— BEGIN EXTRACTED ENTRIES —

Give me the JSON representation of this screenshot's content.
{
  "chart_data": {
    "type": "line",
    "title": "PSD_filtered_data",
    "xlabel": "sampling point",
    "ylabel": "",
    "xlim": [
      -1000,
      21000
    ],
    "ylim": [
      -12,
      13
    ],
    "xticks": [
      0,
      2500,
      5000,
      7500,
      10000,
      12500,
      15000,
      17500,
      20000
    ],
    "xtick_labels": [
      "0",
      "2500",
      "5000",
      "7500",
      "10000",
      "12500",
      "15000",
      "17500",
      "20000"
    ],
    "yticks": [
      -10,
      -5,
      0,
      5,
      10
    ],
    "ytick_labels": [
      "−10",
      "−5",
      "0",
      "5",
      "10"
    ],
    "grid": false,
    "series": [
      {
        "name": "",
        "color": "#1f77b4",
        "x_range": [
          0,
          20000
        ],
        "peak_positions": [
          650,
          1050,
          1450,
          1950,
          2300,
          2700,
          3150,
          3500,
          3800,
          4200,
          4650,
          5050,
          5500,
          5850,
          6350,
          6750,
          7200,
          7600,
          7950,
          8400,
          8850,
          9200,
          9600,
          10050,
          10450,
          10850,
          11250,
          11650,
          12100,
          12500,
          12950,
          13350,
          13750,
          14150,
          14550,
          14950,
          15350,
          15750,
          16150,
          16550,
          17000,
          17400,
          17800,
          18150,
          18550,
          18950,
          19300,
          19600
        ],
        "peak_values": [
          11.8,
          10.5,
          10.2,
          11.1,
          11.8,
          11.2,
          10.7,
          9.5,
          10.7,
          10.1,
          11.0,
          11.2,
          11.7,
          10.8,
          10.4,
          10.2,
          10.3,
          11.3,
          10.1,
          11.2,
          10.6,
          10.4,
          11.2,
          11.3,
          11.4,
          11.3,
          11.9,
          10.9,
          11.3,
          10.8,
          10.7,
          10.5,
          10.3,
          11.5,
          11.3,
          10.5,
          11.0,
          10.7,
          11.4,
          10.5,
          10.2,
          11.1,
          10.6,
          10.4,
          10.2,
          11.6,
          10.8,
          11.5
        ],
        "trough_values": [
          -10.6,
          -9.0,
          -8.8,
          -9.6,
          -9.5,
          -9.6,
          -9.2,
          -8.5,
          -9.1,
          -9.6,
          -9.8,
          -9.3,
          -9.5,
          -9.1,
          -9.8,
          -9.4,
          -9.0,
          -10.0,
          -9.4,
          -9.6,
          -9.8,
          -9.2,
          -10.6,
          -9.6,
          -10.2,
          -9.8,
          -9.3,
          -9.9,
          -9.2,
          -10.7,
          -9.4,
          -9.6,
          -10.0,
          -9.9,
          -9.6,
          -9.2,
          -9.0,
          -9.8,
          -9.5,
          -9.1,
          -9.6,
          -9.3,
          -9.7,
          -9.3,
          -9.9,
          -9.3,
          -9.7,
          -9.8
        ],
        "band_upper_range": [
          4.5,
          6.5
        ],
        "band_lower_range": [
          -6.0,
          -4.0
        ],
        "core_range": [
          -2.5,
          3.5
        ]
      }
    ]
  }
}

— END EXTRACTED ENTRIES —

**WHAT THIS TASK INVOLVES:**
Every entry must be quoted exactly as it appears above.

**EXERCISE RESULT:**
Give me the JSON representation of this screenshot's content.
{
  "chart_data": {
    "type": "line",
    "title": "PSD_filtered_data",
    "xlabel": "sampling point",
    "ylabel": "",
    "xlim": [
      -1000,
      21000
    ],
    "ylim": [
      -12,
      13
    ],
    "xticks": [
      0,
      2500,
      5000,
      7500,
      10000,
      12500,
      15000,
      17500,
      20000
    ],
    "xtick_labels": [
      "0",
      "2500",
      "5000",
      "7500",
      "10000",
      "12500",
      "15000",
      "17500",
      "20000"
    ],
    "yticks": [
      -10,
      -5,
      0,
      5,
      10
    ],
    "ytick_labels": [
      "−10",
      "−5",
      "0",
      "5",
      "10"
    ],
    "grid": false,
    "series": [
      {
        "name": "",
        "color": "#1f77b4",
        "x_range": [
          0,
          20000
        ],
        "peak_positions": [
          650,
          1050,
          1450,
          1950,
          2300,
          2700,
          3150,
          3500,
          3800,
          4200,
          4650,
          5050,
          5500,
          5850,
          6350,
          6750,
          7200,
          7600,
          7950,
          8400,
          8850,
          9200,
          9600,
          10050,
          10450,
          10850,
          11250,
          11650,
          12100,
          12500,
          12950,
          13350,
          13750,
          14150,
          14550,
          14950,
          15350,
          15750,
          16150,
          16550,
          17000,
          17400,
          17800,
          18150,
          18550,
          18950,
          19300,
          19600
        ],
        "peak_values": [
          11.8,
          10.5,
          10.2,
          11.1,
          11.8,
          11.2,
          10.7,
          9.5,
          10.7,
          10.1,
          11.0,
          11.2,
          11.7,
          10.8,
          10.4,
          10.2,
          10.3,
          11.3,
          10.1,
          11.2,
          10.6,
          10.4,
          11.2,
          11.3,
          11.4,
          11.3,
          11.9,
          10.9,
          11.3,
          10.8,
          10.7,
          10.5,
          10.3,
          11.5,
          11.3,
          10.5,
          11.0,
          10.7,
          11.4,
          10.5,
          10.2,
          11.1,
          10.6,
          10.4,
          10.2,
          11.6,
          10.8,
          11.5
        ],
        "trough_values": [
          -10.6,
          -9.0,
          -8.8,
          -9.6,
          -9.5,
          -9.6,
          -9.2,
          -8.5,
          -9.1,
          -9.6,
          -9.8,
          -9.3,
          -9.5,
          -9.1,
          -9.8,
          -9.4,
          -9.0,
          -10.0,
          -9.4,
          -9.6,
          -9.8,
          -9.2,
          -10.6,
          -9.6,
          -10.2,
          -9.8,
          -9.3,
          -9.9,
          -9.2,
          -10.7,
          -9.4,
          -9.6,
          -10.0,
          -9.9,
          -9.6,
          -9.2,
          -9.0,
          -9.8,
          -9.5,
          -9.1,
          -9.6,
          -9.3,
          -9.7,
          -9.3,
          -9.9,
          -9.3,
          -9.7,
          -9.8
        ],
        "band_upper_range": [
          4.5,
          6.5
        ],
        "band_lower_range": [
          -6.0,
          -4.0
        ],
        "core_range": [
          -2.5,
          3.5
        ]
      }
    ]
  }
}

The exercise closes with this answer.